(Collected data entries)
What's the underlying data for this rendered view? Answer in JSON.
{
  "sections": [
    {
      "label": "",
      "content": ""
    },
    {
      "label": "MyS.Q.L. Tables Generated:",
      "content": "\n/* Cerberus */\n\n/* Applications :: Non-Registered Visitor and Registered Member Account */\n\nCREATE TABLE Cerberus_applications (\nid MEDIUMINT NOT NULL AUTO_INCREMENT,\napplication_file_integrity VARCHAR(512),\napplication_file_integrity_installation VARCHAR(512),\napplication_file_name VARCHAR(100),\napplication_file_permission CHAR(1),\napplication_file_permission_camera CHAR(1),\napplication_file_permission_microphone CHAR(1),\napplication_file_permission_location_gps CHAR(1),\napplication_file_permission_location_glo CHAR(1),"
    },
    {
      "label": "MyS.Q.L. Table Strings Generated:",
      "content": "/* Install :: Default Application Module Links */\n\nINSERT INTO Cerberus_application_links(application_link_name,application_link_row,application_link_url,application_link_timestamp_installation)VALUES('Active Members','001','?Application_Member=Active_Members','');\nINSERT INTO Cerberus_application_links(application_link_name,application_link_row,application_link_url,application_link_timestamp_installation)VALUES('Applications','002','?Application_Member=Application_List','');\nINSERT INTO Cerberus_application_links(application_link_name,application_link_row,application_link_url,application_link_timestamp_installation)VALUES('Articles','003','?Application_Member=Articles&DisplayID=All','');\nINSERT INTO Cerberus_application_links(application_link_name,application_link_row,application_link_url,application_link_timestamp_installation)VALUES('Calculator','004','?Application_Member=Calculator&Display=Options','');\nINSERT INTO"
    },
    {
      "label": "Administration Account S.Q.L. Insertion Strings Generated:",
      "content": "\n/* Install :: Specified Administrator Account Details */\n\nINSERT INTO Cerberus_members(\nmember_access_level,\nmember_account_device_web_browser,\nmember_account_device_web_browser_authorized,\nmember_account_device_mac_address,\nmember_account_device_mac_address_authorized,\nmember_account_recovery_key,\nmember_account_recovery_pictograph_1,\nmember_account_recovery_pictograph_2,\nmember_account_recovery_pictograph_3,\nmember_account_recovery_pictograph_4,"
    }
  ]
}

## What you will do
Gather up the lines that contain the word "Strings".

## Solution below
      "label": "MyS.Q.L. Table Strings Generated:",
      "label": "Administration Account S.Q.L. Insertion Strings Generated:",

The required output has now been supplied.